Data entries
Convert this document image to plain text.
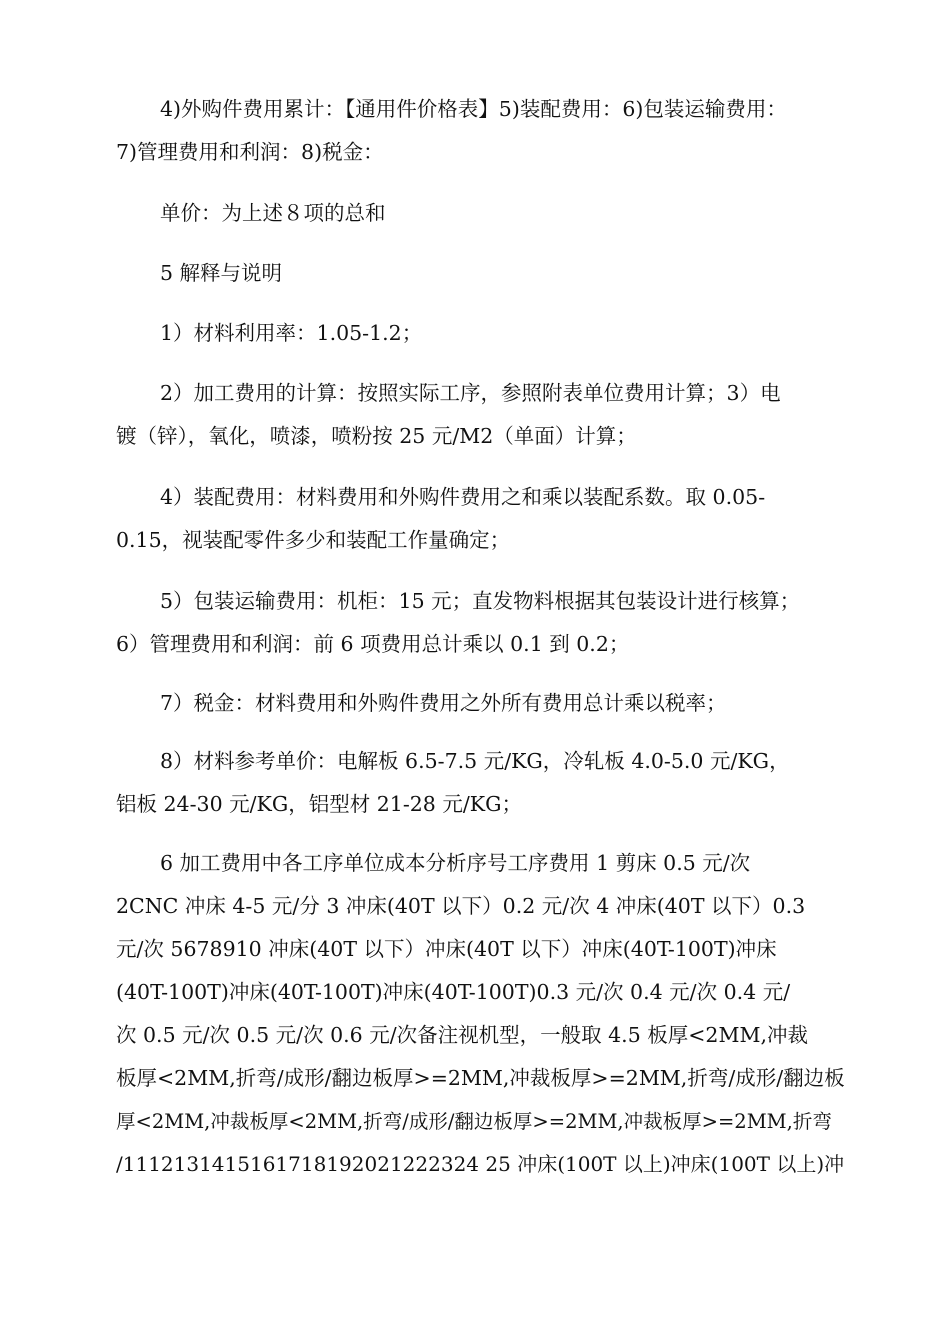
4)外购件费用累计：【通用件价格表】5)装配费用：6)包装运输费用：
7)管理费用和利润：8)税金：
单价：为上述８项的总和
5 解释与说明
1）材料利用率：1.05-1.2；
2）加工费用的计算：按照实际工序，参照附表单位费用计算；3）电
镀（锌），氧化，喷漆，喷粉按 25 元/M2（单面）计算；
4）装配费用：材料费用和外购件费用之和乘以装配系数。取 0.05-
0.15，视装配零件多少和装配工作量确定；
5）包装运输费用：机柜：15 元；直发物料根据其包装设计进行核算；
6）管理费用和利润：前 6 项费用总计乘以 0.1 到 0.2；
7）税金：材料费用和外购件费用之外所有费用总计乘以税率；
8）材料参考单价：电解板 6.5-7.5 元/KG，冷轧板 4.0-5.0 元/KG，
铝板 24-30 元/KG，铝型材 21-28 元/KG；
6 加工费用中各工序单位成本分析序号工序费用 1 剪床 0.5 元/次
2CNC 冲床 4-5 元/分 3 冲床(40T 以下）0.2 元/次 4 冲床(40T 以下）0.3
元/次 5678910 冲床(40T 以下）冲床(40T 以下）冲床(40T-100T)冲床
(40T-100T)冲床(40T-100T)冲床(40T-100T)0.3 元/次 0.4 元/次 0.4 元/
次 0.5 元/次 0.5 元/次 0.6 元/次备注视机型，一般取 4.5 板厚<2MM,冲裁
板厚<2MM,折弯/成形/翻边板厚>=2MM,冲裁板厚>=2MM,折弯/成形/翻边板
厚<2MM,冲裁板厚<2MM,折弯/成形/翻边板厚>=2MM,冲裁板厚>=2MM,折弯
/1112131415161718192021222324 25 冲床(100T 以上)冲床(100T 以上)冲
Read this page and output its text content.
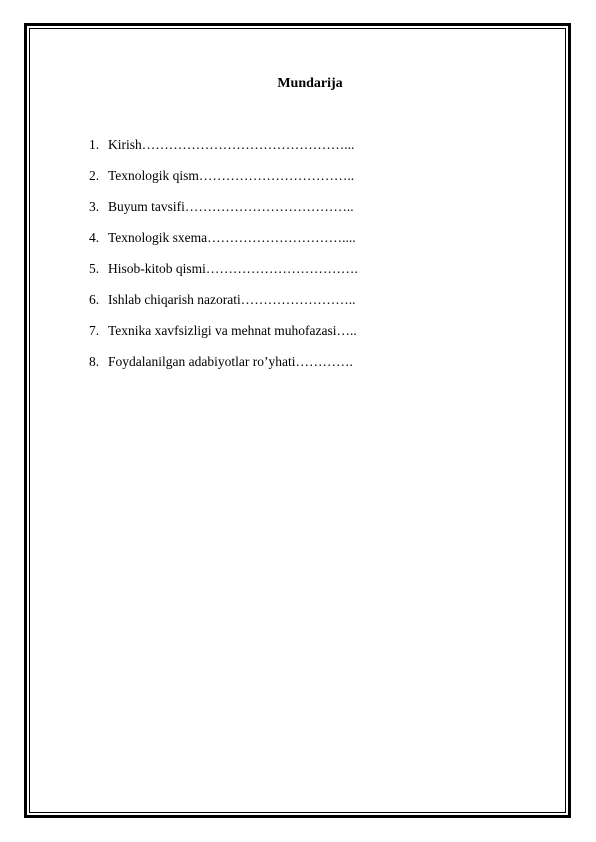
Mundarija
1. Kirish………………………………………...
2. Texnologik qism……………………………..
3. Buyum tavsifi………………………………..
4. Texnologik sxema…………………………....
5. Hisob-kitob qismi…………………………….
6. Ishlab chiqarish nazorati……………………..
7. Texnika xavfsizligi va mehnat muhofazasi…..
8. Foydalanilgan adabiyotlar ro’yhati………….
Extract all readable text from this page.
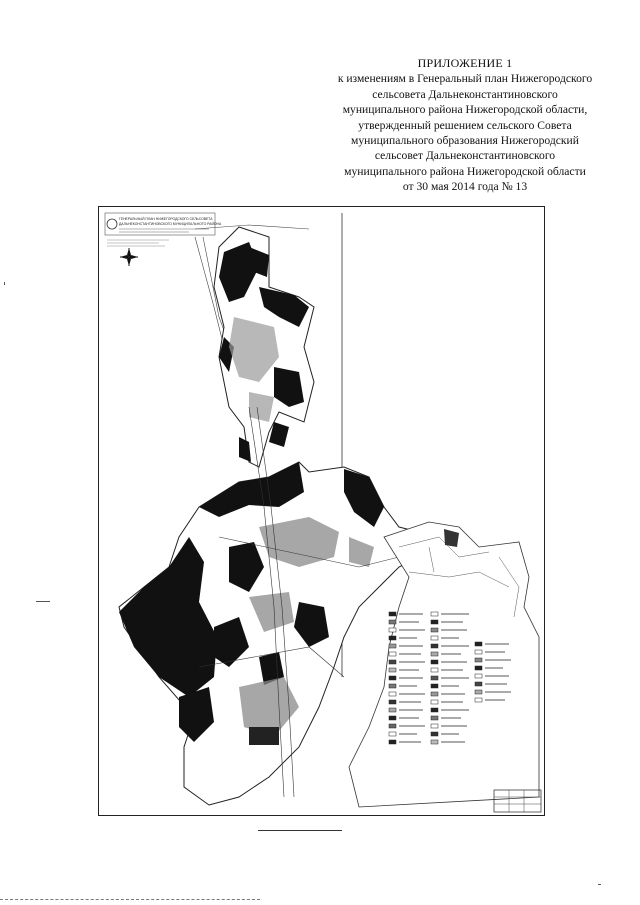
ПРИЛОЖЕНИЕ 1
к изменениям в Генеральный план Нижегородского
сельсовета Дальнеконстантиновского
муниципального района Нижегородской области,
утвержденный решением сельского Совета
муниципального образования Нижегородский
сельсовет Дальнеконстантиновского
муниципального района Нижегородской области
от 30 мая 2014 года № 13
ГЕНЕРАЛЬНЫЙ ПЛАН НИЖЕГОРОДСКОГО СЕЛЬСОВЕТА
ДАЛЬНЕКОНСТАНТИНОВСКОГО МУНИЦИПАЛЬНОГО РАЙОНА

- [DIRECTIVE]:
Nothing but the lines from the line containing "Extract all readable text from this page." through the last line of the records above is to be extracted, exactly and with no pictures.

- [RESPONSE TO THE TASK]:
Extract all readable text from this page.
ПРИЛОЖЕНИЕ 1
к изменениям в Генеральный план Нижегородского
сельсовета Дальнеконстантиновского
муниципального района Нижегородской области,
утвержденный решением сельского Совета
муниципального образования Нижегородский
сельсовет Дальнеконстантиновского
муниципального района Нижегородской области
от 30 мая 2014 года № 13
ГЕНЕРАЛЬНЫЙ ПЛАН НИЖЕГОРОДСКОГО СЕЛЬСОВЕТА
ДАЛЬНЕКОНСТАНТИНОВСКОГО МУНИЦИПАЛЬНОГО РАЙОНА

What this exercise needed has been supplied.